**REQUIRED WORK**
Count every line in the entries that follow where the word "她总是听我的" appears, then state only the total.

============================================================

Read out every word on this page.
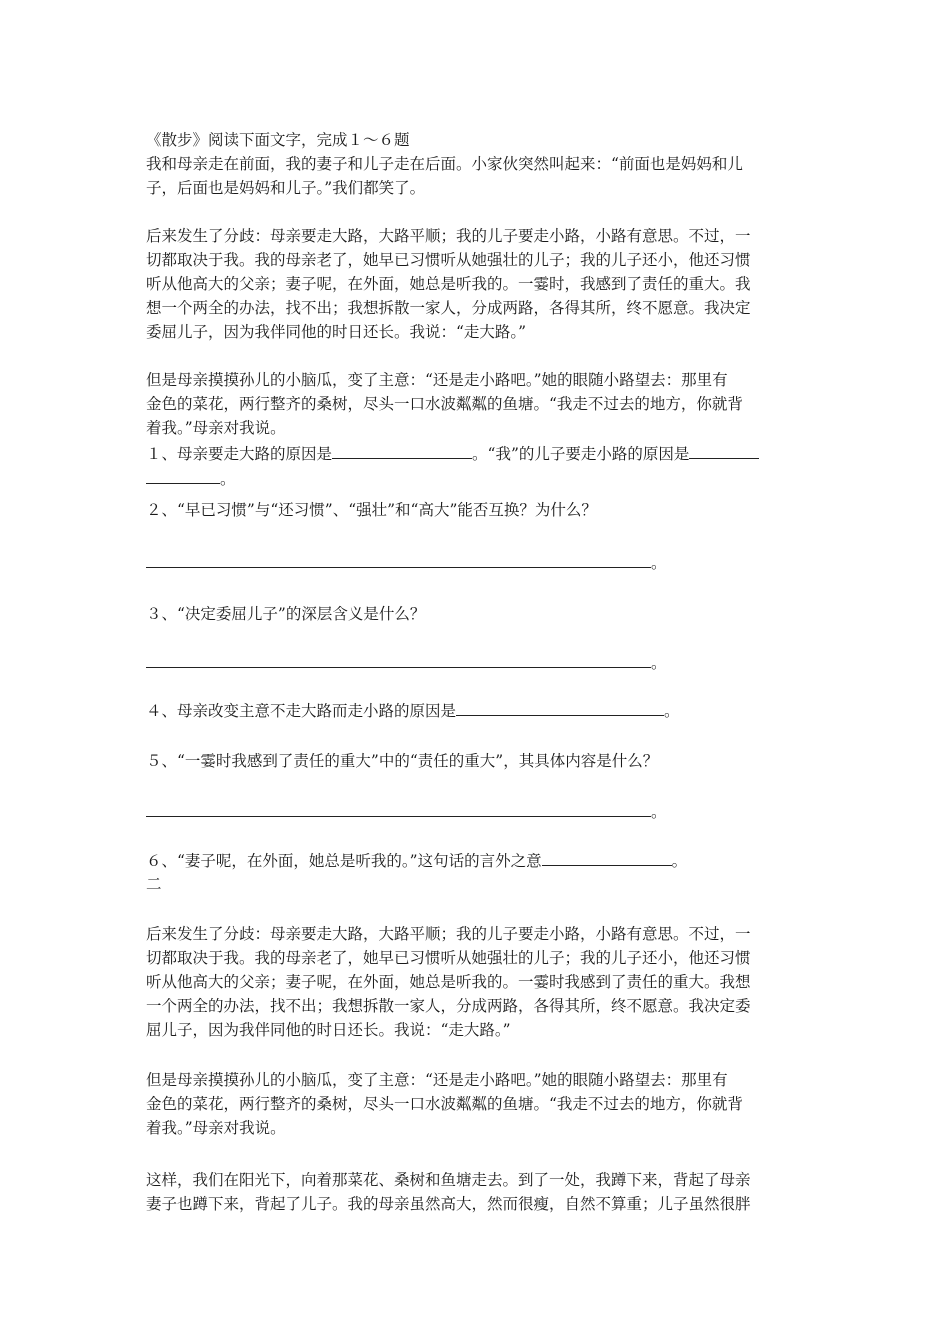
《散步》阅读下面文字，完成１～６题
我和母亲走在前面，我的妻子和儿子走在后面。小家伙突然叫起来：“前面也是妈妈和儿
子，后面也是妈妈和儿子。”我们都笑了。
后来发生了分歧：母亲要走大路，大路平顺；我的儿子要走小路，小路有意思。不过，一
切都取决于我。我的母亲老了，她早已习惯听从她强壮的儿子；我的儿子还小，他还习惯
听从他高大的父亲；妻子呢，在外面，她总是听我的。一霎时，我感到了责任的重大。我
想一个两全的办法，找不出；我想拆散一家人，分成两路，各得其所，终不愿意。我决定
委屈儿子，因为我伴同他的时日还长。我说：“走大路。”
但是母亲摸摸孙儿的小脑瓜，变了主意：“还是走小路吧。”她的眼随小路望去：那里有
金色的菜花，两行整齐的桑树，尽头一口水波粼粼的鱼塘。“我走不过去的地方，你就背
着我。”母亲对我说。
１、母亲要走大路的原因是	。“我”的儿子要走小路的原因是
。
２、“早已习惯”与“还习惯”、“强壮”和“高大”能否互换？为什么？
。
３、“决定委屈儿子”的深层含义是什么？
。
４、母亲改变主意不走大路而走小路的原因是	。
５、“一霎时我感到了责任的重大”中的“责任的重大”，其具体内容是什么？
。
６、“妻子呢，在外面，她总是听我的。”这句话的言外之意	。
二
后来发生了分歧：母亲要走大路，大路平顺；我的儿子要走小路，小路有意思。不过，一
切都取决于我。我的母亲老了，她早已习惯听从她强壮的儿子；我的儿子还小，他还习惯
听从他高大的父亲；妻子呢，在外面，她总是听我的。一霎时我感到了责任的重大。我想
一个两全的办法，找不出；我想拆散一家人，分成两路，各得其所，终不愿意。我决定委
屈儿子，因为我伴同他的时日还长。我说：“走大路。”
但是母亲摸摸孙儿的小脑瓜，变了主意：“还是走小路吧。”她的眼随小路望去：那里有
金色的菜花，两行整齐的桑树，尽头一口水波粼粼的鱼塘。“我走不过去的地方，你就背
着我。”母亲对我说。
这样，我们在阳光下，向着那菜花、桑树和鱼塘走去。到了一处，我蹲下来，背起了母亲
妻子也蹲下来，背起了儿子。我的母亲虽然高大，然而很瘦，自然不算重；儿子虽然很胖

============================================================

**RESPONSE TO THIS EXERCISE**
3